**TASK DESCRIPTION**:
Give only the number of lines that include the string "Hotelling".
════
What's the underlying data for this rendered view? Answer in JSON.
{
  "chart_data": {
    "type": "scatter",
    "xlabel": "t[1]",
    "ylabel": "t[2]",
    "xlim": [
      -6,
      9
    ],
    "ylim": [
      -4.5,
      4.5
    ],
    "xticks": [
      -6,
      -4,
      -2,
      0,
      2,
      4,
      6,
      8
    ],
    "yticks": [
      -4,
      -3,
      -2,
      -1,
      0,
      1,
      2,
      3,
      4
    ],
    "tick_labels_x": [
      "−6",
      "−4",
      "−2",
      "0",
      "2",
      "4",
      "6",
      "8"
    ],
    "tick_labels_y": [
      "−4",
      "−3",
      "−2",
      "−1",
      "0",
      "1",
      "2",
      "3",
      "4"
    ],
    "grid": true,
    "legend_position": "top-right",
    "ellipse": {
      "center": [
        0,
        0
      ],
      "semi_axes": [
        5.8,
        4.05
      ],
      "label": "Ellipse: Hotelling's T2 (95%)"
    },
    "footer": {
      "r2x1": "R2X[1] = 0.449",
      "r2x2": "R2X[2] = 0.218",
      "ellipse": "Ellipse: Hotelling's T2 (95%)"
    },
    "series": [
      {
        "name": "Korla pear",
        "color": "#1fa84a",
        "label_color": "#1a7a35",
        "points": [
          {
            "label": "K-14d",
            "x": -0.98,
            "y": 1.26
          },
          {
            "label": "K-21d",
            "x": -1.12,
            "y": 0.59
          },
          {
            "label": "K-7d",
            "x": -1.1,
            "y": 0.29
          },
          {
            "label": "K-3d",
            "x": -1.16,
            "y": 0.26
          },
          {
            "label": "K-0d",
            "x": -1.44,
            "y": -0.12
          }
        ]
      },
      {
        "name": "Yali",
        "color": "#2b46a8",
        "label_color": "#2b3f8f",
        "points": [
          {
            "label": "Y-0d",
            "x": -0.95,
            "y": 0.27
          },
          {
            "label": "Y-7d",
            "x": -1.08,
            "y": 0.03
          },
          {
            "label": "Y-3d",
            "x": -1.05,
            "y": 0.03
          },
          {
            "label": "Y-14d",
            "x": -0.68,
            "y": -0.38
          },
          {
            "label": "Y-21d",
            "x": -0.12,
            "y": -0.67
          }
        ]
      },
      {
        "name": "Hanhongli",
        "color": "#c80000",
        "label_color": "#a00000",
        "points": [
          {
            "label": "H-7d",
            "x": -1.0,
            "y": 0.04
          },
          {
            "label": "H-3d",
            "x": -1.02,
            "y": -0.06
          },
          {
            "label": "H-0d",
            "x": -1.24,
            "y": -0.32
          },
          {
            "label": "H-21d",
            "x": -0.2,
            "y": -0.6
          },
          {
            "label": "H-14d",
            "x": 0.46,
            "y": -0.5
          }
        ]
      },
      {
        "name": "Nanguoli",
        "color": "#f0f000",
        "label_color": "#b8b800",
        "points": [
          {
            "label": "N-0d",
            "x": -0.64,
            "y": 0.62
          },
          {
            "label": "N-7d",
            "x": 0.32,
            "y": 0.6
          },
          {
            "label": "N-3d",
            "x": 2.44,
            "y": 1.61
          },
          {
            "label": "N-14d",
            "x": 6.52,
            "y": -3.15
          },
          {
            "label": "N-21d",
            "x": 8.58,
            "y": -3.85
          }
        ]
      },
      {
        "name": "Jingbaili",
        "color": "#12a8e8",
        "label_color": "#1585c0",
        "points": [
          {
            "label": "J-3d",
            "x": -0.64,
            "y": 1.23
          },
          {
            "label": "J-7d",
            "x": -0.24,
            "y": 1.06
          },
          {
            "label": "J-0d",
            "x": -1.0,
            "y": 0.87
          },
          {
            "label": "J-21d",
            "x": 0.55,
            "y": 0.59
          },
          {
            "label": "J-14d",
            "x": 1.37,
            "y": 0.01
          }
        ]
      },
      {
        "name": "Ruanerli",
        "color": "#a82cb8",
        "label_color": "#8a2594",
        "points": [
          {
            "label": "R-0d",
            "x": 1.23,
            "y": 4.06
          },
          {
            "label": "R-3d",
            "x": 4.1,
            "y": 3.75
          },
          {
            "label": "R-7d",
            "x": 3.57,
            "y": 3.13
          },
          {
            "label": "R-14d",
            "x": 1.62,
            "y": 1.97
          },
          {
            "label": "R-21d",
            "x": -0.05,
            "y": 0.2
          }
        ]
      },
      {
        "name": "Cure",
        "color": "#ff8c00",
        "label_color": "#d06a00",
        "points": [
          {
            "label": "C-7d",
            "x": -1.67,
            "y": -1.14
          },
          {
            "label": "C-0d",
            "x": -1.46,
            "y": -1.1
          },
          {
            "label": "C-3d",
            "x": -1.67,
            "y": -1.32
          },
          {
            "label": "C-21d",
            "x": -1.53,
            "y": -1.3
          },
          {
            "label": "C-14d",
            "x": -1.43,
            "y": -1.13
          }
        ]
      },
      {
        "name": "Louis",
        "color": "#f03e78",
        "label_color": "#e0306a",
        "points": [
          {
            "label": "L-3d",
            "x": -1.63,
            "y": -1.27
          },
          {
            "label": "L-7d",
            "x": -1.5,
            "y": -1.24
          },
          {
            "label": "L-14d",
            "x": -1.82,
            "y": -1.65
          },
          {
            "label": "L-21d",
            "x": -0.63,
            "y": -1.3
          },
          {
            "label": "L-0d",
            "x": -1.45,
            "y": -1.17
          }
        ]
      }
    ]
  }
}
════
**EXERCISE RESPONSE**:
2